__The task__. Search the data for the string "value" and gather each line it is in.

__Material for this exercise__.
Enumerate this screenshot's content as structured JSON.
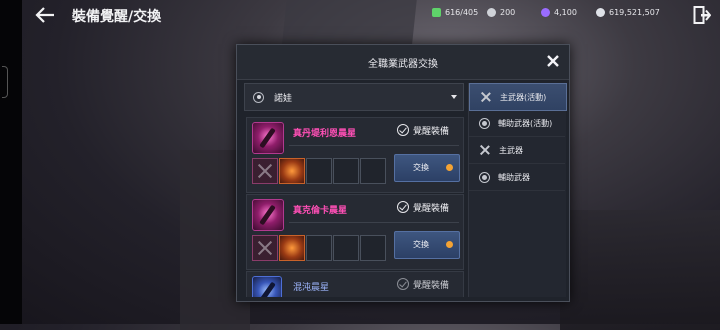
{
  "header": {
    "title": "裝備覺醒/交換"
  },
  "currencies": [
    {
      "icon": "green-gem-icon",
      "value": "616/405",
      "color": "#5fd36a"
    },
    {
      "icon": "silver-coin-icon",
      "value": "200",
      "color": "#cfd2d8"
    },
    {
      "icon": "purple-crystal-icon",
      "value": "4,100",
      "color": "#9a6cff"
    },
    {
      "icon": "silver-coin-icon",
      "value": "619,521,507",
      "color": "#dfe2e8"
    }
  ],
  "modal": {
    "title": "全職業武器交換",
    "character": "諾娃",
    "items": [
      {
        "name": "真丹堤利恩晨星",
        "status": "覺醒裝備",
        "button": "交換"
      },
      {
        "name": "真克倫卡晨星",
        "status": "覺醒裝備",
        "button": "交換"
      },
      {
        "name": "混沌晨星",
        "status": "覺醒裝備"
      }
    ],
    "categories": [
      {
        "label": "主武器(活動)",
        "icon": "crossed-swords-icon"
      },
      {
        "label": "輔助武器(活動)",
        "icon": "orb-icon"
      },
      {
        "label": "主武器",
        "icon": "crossed-swords-icon"
      },
      {
        "label": "輔助武器",
        "icon": "orb-icon"
      }
    ]
  },
  "colors": {
    "accent_button": "#2c4066",
    "notify_dot": "#f4a334",
    "legendary_name": "#ff4fb6",
    "rare_name": "#9fb7ff"
  }
}
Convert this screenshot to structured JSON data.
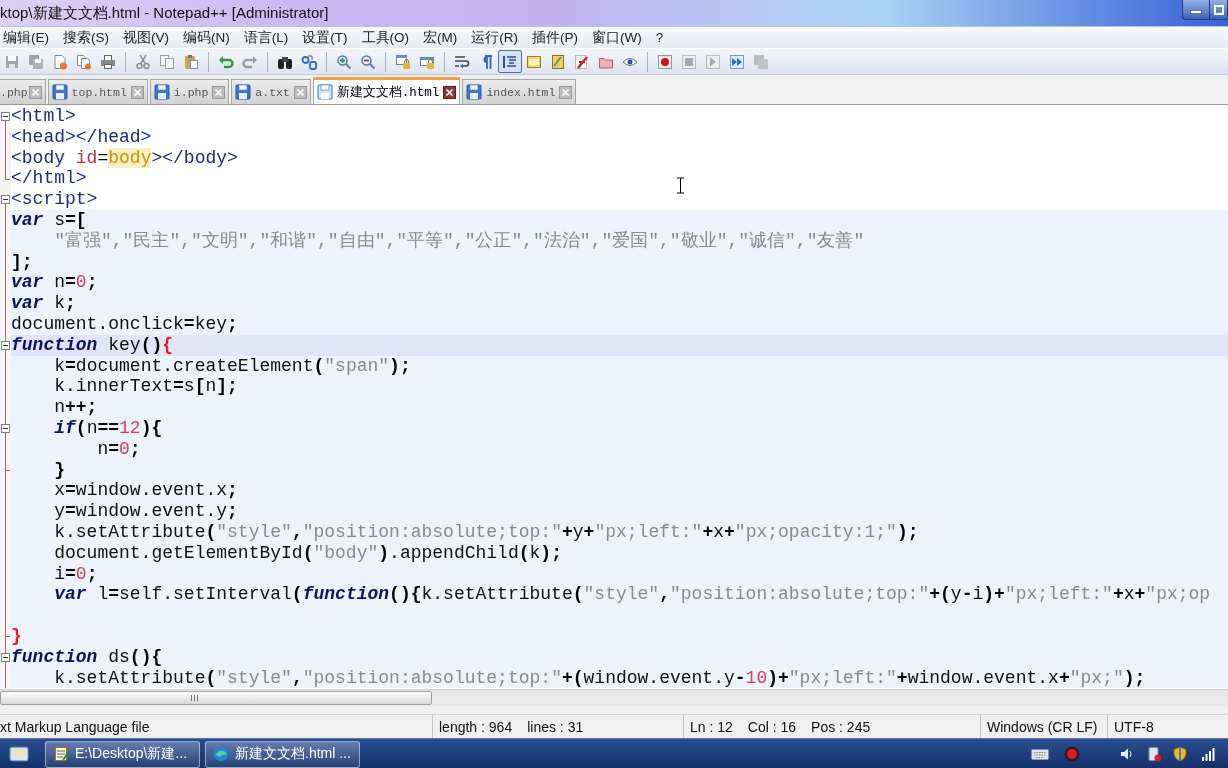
{
  "window": {
    "title": "ktop\\新建文文档.html - Notepad++ [Administrator]"
  },
  "menu": [
    "编辑(E)",
    "搜索(S)",
    "视图(V)",
    "编码(N)",
    "语言(L)",
    "设置(T)",
    "工具(O)",
    "宏(M)",
    "运行(R)",
    "插件(P)",
    "窗口(W)",
    "?"
  ],
  "toolbar": {
    "groups": [
      [
        {
          "kind": "save",
          "disabled": true,
          "pressed": false
        },
        {
          "kind": "saveall",
          "disabled": true,
          "pressed": false
        },
        {
          "kind": "close",
          "disabled": false,
          "pressed": false
        },
        {
          "kind": "closeall",
          "disabled": false,
          "pressed": false
        },
        {
          "kind": "print",
          "disabled": false,
          "pressed": false
        }
      ],
      [
        {
          "kind": "cut",
          "disabled": true,
          "pressed": false
        },
        {
          "kind": "copy",
          "disabled": true,
          "pressed": false
        },
        {
          "kind": "paste",
          "disabled": false,
          "pressed": false
        }
      ],
      [
        {
          "kind": "undo",
          "disabled": false,
          "pressed": false
        },
        {
          "kind": "redo",
          "disabled": true,
          "pressed": false
        }
      ],
      [
        {
          "kind": "find",
          "disabled": false,
          "pressed": false
        },
        {
          "kind": "replace",
          "disabled": false,
          "pressed": false
        }
      ],
      [
        {
          "kind": "zoomin",
          "disabled": false,
          "pressed": false
        },
        {
          "kind": "zoomout",
          "disabled": false,
          "pressed": false
        }
      ],
      [
        {
          "kind": "syncv",
          "disabled": false,
          "pressed": false
        },
        {
          "kind": "synch",
          "disabled": false,
          "pressed": false
        }
      ],
      [
        {
          "kind": "wrap",
          "disabled": false,
          "pressed": false
        },
        {
          "kind": "symbols",
          "disabled": false,
          "pressed": false
        },
        {
          "kind": "indent",
          "disabled": false,
          "pressed": true
        },
        {
          "kind": "language",
          "disabled": false,
          "pressed": false
        },
        {
          "kind": "docmap",
          "disabled": false,
          "pressed": false
        },
        {
          "kind": "funclist",
          "disabled": false,
          "pressed": false
        },
        {
          "kind": "folder",
          "disabled": false,
          "pressed": false
        },
        {
          "kind": "monitor",
          "disabled": false,
          "pressed": false
        }
      ],
      [
        {
          "kind": "record",
          "disabled": false,
          "pressed": false
        },
        {
          "kind": "stop",
          "disabled": true,
          "pressed": false
        },
        {
          "kind": "play",
          "disabled": true,
          "pressed": false
        },
        {
          "kind": "runmulti",
          "disabled": false,
          "pressed": false
        },
        {
          "kind": "savemacro",
          "disabled": true,
          "pressed": false
        }
      ]
    ]
  },
  "tabs": [
    {
      "kind": "partial",
      "label": ".php",
      "selected": false
    },
    {
      "kind": "file",
      "label": "top.html",
      "selected": false
    },
    {
      "kind": "file",
      "label": "i.php",
      "selected": false
    },
    {
      "kind": "file",
      "label": "a.txt",
      "selected": false
    },
    {
      "kind": "file",
      "label": "新建文文档.html",
      "selected": true
    },
    {
      "kind": "file",
      "label": "index.html",
      "selected": false
    }
  ],
  "editor": {
    "lines": [
      {
        "kind": "html",
        "current": false,
        "fold_start": true,
        "fold_end": false,
        "tokens": [
          {
            "kind": "tag",
            "text": "<html>"
          }
        ]
      },
      {
        "kind": "html",
        "current": false,
        "fold_start": false,
        "fold_end": false,
        "tokens": [
          {
            "kind": "tag",
            "text": "<head></head>"
          }
        ]
      },
      {
        "kind": "html",
        "current": false,
        "fold_start": false,
        "fold_end": false,
        "tokens": [
          {
            "kind": "tag",
            "text": "<body "
          },
          {
            "kind": "attr",
            "text": "id"
          },
          {
            "kind": "plain",
            "text": "="
          },
          {
            "kind": "value",
            "text": "body"
          },
          {
            "kind": "tag",
            "text": "></body>"
          }
        ]
      },
      {
        "kind": "html",
        "current": false,
        "fold_start": false,
        "fold_end": true,
        "tokens": [
          {
            "kind": "tag",
            "text": "</html>"
          }
        ]
      },
      {
        "kind": "html",
        "current": false,
        "fold_start": true,
        "fold_end": false,
        "tokens": [
          {
            "kind": "tag",
            "text": "<script>"
          }
        ]
      },
      {
        "kind": "script",
        "current": false,
        "fold_start": false,
        "fold_end": false,
        "tokens": [
          {
            "kind": "keyword",
            "text": "var"
          },
          {
            "kind": "ident",
            "text": " s"
          },
          {
            "kind": "op",
            "text": "=["
          }
        ]
      },
      {
        "kind": "script",
        "current": false,
        "fold_start": false,
        "fold_end": false,
        "tokens": [
          {
            "kind": "string",
            "text": "    \"富强\",\"民主\",\"文明\",\"和谐\",\"自由\",\"平等\",\"公正\",\"法治\",\"爱国\",\"敬业\",\"诚信\",\"友善\""
          }
        ]
      },
      {
        "kind": "script",
        "current": false,
        "fold_start": false,
        "fold_end": false,
        "tokens": [
          {
            "kind": "op",
            "text": "];"
          }
        ]
      },
      {
        "kind": "script",
        "current": false,
        "fold_start": false,
        "fold_end": false,
        "tokens": [
          {
            "kind": "keyword",
            "text": "var"
          },
          {
            "kind": "ident",
            "text": " n"
          },
          {
            "kind": "op",
            "text": "="
          },
          {
            "kind": "number",
            "text": "0"
          },
          {
            "kind": "op",
            "text": ";"
          }
        ]
      },
      {
        "kind": "script",
        "current": false,
        "fold_start": false,
        "fold_end": false,
        "tokens": [
          {
            "kind": "keyword",
            "text": "var"
          },
          {
            "kind": "ident",
            "text": " k"
          },
          {
            "kind": "op",
            "text": ";"
          }
        ]
      },
      {
        "kind": "script",
        "current": false,
        "fold_start": false,
        "fold_end": false,
        "tokens": [
          {
            "kind": "ident",
            "text": "document.onclick"
          },
          {
            "kind": "op",
            "text": "="
          },
          {
            "kind": "ident",
            "text": "key"
          },
          {
            "kind": "op",
            "text": ";"
          }
        ]
      },
      {
        "kind": "script",
        "current": true,
        "fold_start": true,
        "fold_end": false,
        "tokens": [
          {
            "kind": "keyword",
            "text": "function"
          },
          {
            "kind": "ident",
            "text": " key"
          },
          {
            "kind": "op",
            "text": "()"
          },
          {
            "kind": "brace",
            "text": "{"
          }
        ]
      },
      {
        "kind": "script",
        "current": false,
        "fold_start": false,
        "fold_end": false,
        "tokens": [
          {
            "kind": "ident",
            "text": "    k"
          },
          {
            "kind": "op",
            "text": "="
          },
          {
            "kind": "ident",
            "text": "document.createElement"
          },
          {
            "kind": "op",
            "text": "("
          },
          {
            "kind": "string",
            "text": "\"span\""
          },
          {
            "kind": "op",
            "text": ");"
          }
        ]
      },
      {
        "kind": "script",
        "current": false,
        "fold_start": false,
        "fold_end": false,
        "tokens": [
          {
            "kind": "ident",
            "text": "    k.innerText"
          },
          {
            "kind": "op",
            "text": "="
          },
          {
            "kind": "ident",
            "text": "s"
          },
          {
            "kind": "op",
            "text": "["
          },
          {
            "kind": "ident",
            "text": "n"
          },
          {
            "kind": "op",
            "text": "];"
          }
        ]
      },
      {
        "kind": "script",
        "current": false,
        "fold_start": false,
        "fold_end": false,
        "tokens": [
          {
            "kind": "ident",
            "text": "    n"
          },
          {
            "kind": "op",
            "text": "++;"
          }
        ]
      },
      {
        "kind": "script",
        "current": false,
        "fold_start": true,
        "fold_end": false,
        "tokens": [
          {
            "kind": "keyword",
            "text": "    if"
          },
          {
            "kind": "op",
            "text": "("
          },
          {
            "kind": "ident",
            "text": "n"
          },
          {
            "kind": "op",
            "text": "=="
          },
          {
            "kind": "number",
            "text": "12"
          },
          {
            "kind": "op",
            "text": "){"
          }
        ]
      },
      {
        "kind": "script",
        "current": false,
        "fold_start": false,
        "fold_end": false,
        "tokens": [
          {
            "kind": "ident",
            "text": "        n"
          },
          {
            "kind": "op",
            "text": "="
          },
          {
            "kind": "number",
            "text": "0"
          },
          {
            "kind": "op",
            "text": ";"
          }
        ]
      },
      {
        "kind": "script",
        "current": false,
        "fold_start": false,
        "fold_end": true,
        "tokens": [
          {
            "kind": "op",
            "text": "    }"
          }
        ]
      },
      {
        "kind": "script",
        "current": false,
        "fold_start": false,
        "fold_end": false,
        "tokens": [
          {
            "kind": "ident",
            "text": "    x"
          },
          {
            "kind": "op",
            "text": "="
          },
          {
            "kind": "ident",
            "text": "window.event.x"
          },
          {
            "kind": "op",
            "text": ";"
          }
        ]
      },
      {
        "kind": "script",
        "current": false,
        "fold_start": false,
        "fold_end": false,
        "tokens": [
          {
            "kind": "ident",
            "text": "    y"
          },
          {
            "kind": "op",
            "text": "="
          },
          {
            "kind": "ident",
            "text": "window.event.y"
          },
          {
            "kind": "op",
            "text": ";"
          }
        ]
      },
      {
        "kind": "script",
        "current": false,
        "fold_start": false,
        "fold_end": false,
        "tokens": [
          {
            "kind": "ident",
            "text": "    k.setAttribute"
          },
          {
            "kind": "op",
            "text": "("
          },
          {
            "kind": "string",
            "text": "\"style\""
          },
          {
            "kind": "op",
            "text": ","
          },
          {
            "kind": "string",
            "text": "\"position:absolute;top:\""
          },
          {
            "kind": "op",
            "text": "+"
          },
          {
            "kind": "ident",
            "text": "y"
          },
          {
            "kind": "op",
            "text": "+"
          },
          {
            "kind": "string",
            "text": "\"px;left:\""
          },
          {
            "kind": "op",
            "text": "+"
          },
          {
            "kind": "ident",
            "text": "x"
          },
          {
            "kind": "op",
            "text": "+"
          },
          {
            "kind": "string",
            "text": "\"px;opacity:1;\""
          },
          {
            "kind": "op",
            "text": ");"
          }
        ]
      },
      {
        "kind": "script",
        "current": false,
        "fold_start": false,
        "fold_end": false,
        "tokens": [
          {
            "kind": "ident",
            "text": "    document.getElementById"
          },
          {
            "kind": "op",
            "text": "("
          },
          {
            "kind": "string",
            "text": "\"body\""
          },
          {
            "kind": "op",
            "text": ")"
          },
          {
            "kind": "ident",
            "text": ".appendChild"
          },
          {
            "kind": "op",
            "text": "("
          },
          {
            "kind": "ident",
            "text": "k"
          },
          {
            "kind": "op",
            "text": ");"
          }
        ]
      },
      {
        "kind": "script",
        "current": false,
        "fold_start": false,
        "fold_end": false,
        "tokens": [
          {
            "kind": "ident",
            "text": "    i"
          },
          {
            "kind": "op",
            "text": "="
          },
          {
            "kind": "number",
            "text": "0"
          },
          {
            "kind": "op",
            "text": ";"
          }
        ]
      },
      {
        "kind": "script",
        "current": false,
        "fold_start": false,
        "fold_end": false,
        "tokens": [
          {
            "kind": "keyword",
            "text": "    var"
          },
          {
            "kind": "ident",
            "text": " l"
          },
          {
            "kind": "op",
            "text": "="
          },
          {
            "kind": "ident",
            "text": "self.setInterval"
          },
          {
            "kind": "op",
            "text": "("
          },
          {
            "kind": "keyword",
            "text": "function"
          },
          {
            "kind": "op",
            "text": "(){"
          },
          {
            "kind": "ident",
            "text": "k.setAttribute"
          },
          {
            "kind": "op",
            "text": "("
          },
          {
            "kind": "string",
            "text": "\"style\""
          },
          {
            "kind": "op",
            "text": ","
          },
          {
            "kind": "string",
            "text": "\"position:absolute;top:\""
          },
          {
            "kind": "op",
            "text": "+("
          },
          {
            "kind": "ident",
            "text": "y"
          },
          {
            "kind": "op",
            "text": "-"
          },
          {
            "kind": "ident",
            "text": "i"
          },
          {
            "kind": "op",
            "text": ")+"
          },
          {
            "kind": "string",
            "text": "\"px;left:\""
          },
          {
            "kind": "op",
            "text": "+"
          },
          {
            "kind": "ident",
            "text": "x"
          },
          {
            "kind": "op",
            "text": "+"
          },
          {
            "kind": "string",
            "text": "\"px;op"
          }
        ]
      },
      {
        "kind": "script",
        "current": false,
        "fold_start": false,
        "fold_end": false
      },
      {
        "kind": "script",
        "current": false,
        "fold_start": false,
        "fold_end": true,
        "tokens": [
          {
            "kind": "brace",
            "text": "}"
          }
        ]
      },
      {
        "kind": "script",
        "current": false,
        "fold_start": true,
        "fold_end": false,
        "tokens": [
          {
            "kind": "keyword",
            "text": "function"
          },
          {
            "kind": "ident",
            "text": " ds"
          },
          {
            "kind": "op",
            "text": "(){"
          }
        ]
      },
      {
        "kind": "script",
        "current": false,
        "fold_start": false,
        "fold_end": false,
        "tokens": [
          {
            "kind": "ident",
            "text": "    k.setAttribute"
          },
          {
            "kind": "op",
            "text": "("
          },
          {
            "kind": "string",
            "text": "\"style\""
          },
          {
            "kind": "op",
            "text": ","
          },
          {
            "kind": "string",
            "text": "\"position:absolute;top:\""
          },
          {
            "kind": "op",
            "text": "+("
          },
          {
            "kind": "ident",
            "text": "window.event.y"
          },
          {
            "kind": "op",
            "text": "-"
          },
          {
            "kind": "number",
            "text": "10"
          },
          {
            "kind": "op",
            "text": ")+"
          },
          {
            "kind": "string",
            "text": "\"px;left:\""
          },
          {
            "kind": "op",
            "text": "+"
          },
          {
            "kind": "ident",
            "text": "window.event.x"
          },
          {
            "kind": "op",
            "text": "+"
          },
          {
            "kind": "string",
            "text": "\"px;\""
          },
          {
            "kind": "op",
            "text": ");"
          }
        ]
      }
    ]
  },
  "status_bar": {
    "panels": [
      [
        "xt Markup Language file"
      ],
      [
        "length : 964",
        "lines : 31"
      ],
      [
        "Ln : 12",
        "Col : 16",
        "Pos : 245"
      ],
      [
        "Windows (CR LF)"
      ],
      [
        "UTF-8"
      ]
    ]
  },
  "taskbar": {
    "buttons": [
      {
        "kind": "editor",
        "label": "E:\\Desktop\\新建..."
      },
      {
        "kind": "browser",
        "label": "新建文文档.html ..."
      }
    ]
  }
}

__Reply__.
      "value": "616/405",
      "value": "200",
      "value": "4,100",
      "value": "619,521,507",
            "kind": "value",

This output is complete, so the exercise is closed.